- _Problem to solve_:
Copy all lines that contain the word "αυτής".

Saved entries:
+===+
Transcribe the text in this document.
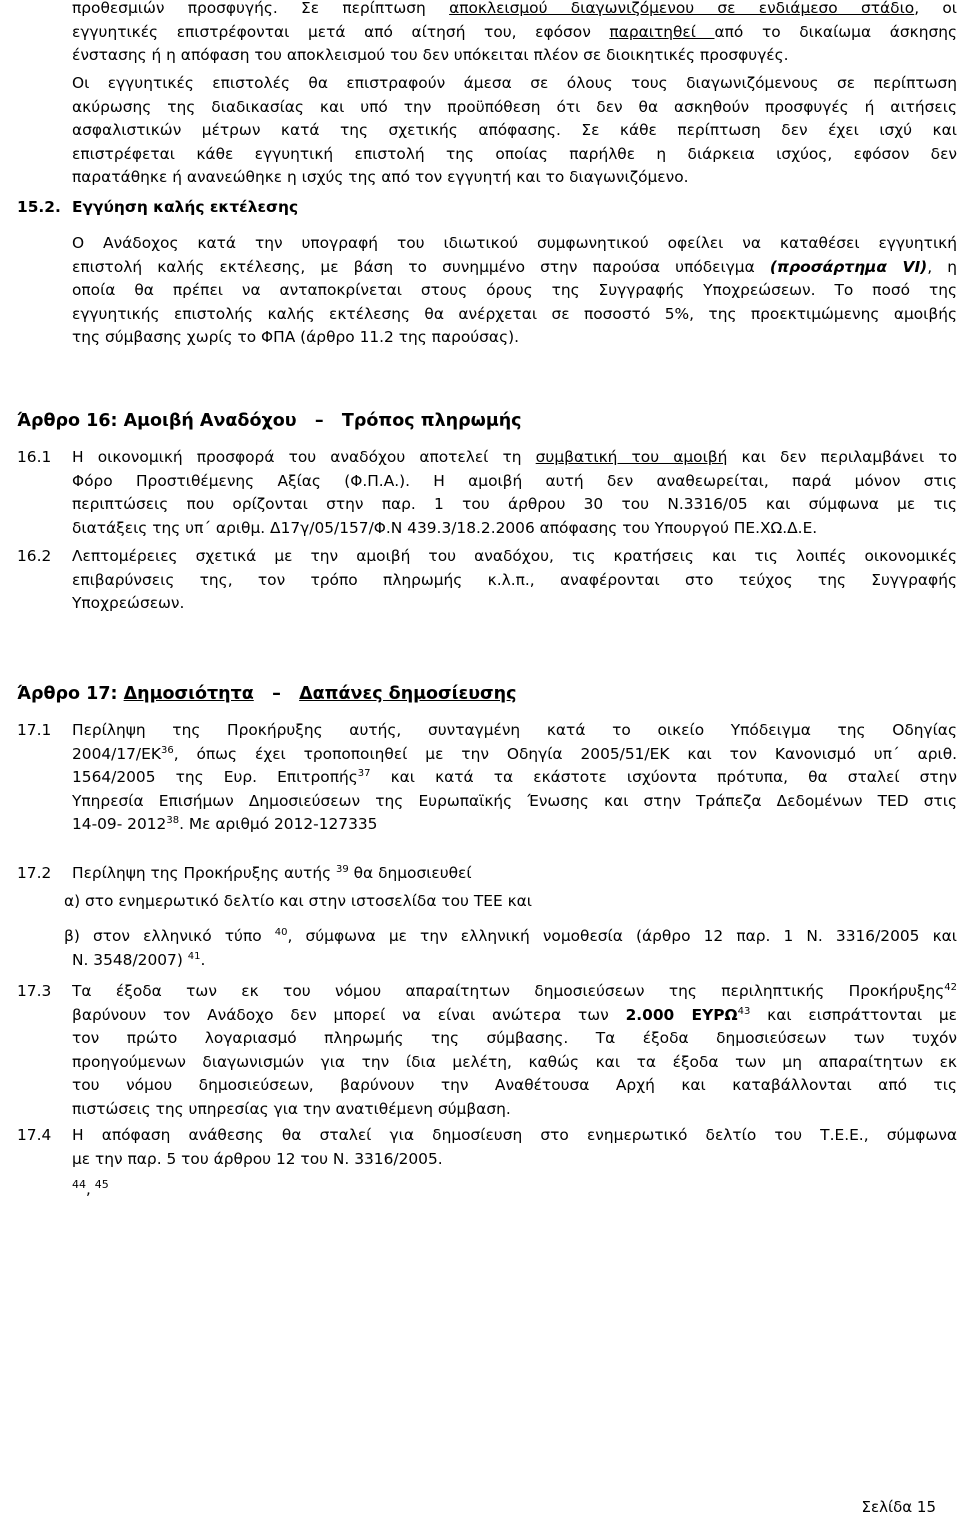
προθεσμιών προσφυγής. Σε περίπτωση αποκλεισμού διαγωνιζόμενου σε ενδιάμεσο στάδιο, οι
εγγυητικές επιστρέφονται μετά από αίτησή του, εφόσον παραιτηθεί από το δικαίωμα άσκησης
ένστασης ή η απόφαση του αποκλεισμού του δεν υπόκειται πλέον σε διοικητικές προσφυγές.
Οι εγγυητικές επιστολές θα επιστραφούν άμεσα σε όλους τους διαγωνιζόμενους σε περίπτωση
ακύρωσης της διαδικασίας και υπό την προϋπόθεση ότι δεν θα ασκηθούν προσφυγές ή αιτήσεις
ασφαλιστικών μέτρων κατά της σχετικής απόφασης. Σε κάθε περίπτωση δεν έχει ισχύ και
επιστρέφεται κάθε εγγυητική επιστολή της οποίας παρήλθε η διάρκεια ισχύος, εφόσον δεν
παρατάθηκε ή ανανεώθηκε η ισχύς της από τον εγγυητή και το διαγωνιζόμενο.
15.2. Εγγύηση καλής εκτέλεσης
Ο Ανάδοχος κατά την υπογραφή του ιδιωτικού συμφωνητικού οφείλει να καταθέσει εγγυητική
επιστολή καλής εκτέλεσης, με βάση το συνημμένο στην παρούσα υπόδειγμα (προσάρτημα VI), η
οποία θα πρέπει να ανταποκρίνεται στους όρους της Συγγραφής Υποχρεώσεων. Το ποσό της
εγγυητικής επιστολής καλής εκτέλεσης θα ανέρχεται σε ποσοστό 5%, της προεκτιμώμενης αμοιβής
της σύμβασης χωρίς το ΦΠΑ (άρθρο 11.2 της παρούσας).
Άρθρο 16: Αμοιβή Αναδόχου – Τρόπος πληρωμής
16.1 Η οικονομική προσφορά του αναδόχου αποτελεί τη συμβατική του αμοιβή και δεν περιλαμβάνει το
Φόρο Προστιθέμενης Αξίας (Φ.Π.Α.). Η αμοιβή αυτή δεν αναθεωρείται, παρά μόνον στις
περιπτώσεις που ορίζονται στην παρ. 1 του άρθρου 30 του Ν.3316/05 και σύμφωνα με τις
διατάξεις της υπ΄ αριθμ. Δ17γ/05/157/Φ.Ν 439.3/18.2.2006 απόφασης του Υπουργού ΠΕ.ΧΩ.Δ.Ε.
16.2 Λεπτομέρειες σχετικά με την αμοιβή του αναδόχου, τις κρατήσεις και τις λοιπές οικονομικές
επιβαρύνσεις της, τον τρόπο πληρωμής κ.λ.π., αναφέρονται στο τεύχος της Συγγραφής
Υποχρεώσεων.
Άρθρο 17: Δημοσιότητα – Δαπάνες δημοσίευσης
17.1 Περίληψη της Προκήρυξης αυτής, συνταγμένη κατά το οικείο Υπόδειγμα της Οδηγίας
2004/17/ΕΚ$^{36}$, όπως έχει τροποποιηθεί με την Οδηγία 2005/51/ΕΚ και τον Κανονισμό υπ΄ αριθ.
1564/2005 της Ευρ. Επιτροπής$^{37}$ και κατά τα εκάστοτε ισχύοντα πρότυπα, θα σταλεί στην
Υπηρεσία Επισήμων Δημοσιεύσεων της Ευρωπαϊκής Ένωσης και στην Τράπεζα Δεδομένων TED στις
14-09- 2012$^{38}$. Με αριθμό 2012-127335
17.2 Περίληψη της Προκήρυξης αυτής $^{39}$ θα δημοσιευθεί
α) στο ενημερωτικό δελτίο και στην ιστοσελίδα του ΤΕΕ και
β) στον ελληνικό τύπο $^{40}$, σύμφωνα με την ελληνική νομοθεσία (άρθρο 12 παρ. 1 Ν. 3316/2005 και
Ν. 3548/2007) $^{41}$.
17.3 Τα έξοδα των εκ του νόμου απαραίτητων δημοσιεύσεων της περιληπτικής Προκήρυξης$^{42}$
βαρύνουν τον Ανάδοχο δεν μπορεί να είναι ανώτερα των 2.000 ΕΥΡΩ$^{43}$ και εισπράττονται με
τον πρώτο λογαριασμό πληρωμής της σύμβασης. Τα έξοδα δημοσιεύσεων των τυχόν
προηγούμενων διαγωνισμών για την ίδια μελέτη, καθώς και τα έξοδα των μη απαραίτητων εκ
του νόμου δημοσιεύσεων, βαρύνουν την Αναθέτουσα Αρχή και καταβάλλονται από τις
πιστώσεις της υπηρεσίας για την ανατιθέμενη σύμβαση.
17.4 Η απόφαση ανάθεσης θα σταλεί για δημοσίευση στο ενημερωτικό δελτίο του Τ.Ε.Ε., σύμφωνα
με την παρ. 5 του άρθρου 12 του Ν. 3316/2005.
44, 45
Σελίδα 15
+===+
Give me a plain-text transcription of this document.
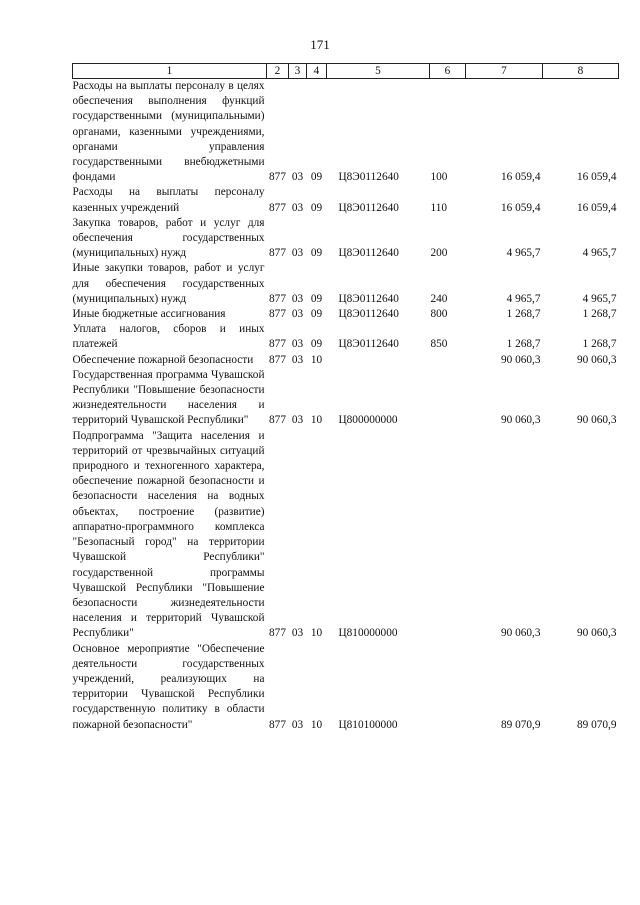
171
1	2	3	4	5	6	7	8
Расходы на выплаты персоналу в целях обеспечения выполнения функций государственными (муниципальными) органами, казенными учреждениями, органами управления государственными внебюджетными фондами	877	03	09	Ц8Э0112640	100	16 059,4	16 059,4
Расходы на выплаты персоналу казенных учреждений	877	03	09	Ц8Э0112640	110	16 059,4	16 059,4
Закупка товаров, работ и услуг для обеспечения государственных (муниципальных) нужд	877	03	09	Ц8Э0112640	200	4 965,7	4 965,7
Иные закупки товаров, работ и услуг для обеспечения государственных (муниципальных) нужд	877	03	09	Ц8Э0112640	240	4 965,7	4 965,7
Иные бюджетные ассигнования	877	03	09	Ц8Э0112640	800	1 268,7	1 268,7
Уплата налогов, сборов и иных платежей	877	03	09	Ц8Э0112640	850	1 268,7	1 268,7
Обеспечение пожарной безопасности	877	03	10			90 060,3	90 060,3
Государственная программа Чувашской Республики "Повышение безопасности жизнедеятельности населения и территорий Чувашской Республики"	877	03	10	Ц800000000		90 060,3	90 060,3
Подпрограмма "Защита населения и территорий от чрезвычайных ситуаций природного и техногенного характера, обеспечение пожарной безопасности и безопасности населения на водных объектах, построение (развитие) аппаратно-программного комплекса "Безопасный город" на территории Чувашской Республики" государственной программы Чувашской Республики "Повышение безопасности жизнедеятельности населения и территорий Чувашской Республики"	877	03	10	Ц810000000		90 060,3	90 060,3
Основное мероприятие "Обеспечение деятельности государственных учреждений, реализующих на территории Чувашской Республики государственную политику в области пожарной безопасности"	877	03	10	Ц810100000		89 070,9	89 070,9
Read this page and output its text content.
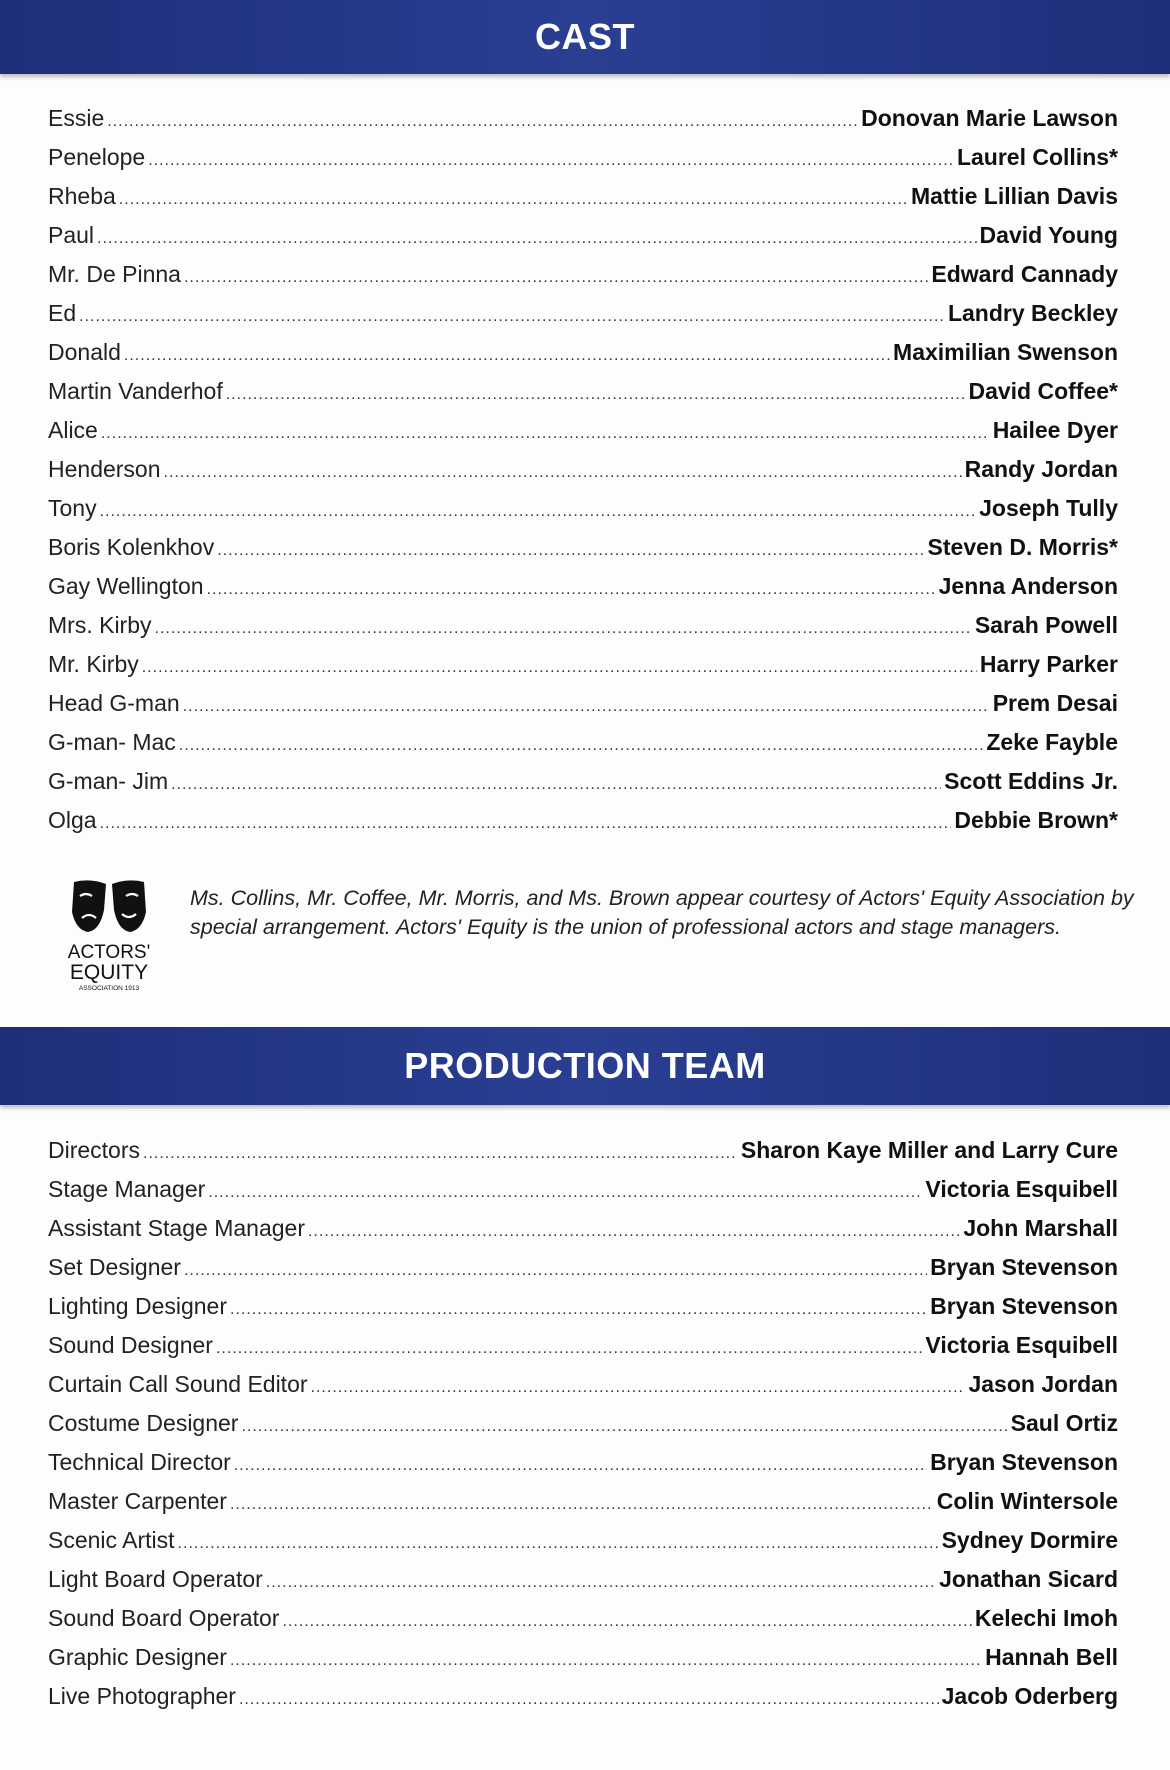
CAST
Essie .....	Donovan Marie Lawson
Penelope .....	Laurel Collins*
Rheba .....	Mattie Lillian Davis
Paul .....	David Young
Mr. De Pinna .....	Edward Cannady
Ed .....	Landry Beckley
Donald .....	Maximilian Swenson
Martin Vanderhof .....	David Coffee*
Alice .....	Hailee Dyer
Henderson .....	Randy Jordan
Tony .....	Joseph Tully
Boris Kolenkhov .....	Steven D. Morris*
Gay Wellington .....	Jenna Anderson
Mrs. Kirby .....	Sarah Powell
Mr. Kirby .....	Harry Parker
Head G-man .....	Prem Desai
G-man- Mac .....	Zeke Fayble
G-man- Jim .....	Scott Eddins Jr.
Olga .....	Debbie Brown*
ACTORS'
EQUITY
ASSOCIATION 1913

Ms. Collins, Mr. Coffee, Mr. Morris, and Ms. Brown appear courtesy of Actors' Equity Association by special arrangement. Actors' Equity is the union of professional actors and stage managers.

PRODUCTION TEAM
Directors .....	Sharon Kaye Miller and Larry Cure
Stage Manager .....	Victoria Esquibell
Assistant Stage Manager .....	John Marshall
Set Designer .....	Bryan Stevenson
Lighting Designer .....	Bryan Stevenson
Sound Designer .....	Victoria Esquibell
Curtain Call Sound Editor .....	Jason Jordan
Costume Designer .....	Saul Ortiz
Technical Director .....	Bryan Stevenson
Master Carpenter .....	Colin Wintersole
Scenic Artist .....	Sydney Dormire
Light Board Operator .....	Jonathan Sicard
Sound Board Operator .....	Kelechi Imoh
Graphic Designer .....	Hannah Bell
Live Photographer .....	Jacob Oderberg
+===+
- _Expected answer_:
17.1 Περίληψη της Προκήρυξης αυτής, συνταγμένη κατά το οικείο Υπόδειγμα της Οδηγίας
17.2 Περίληψη της Προκήρυξης αυτής $^{39}$ θα δημοσιευθεί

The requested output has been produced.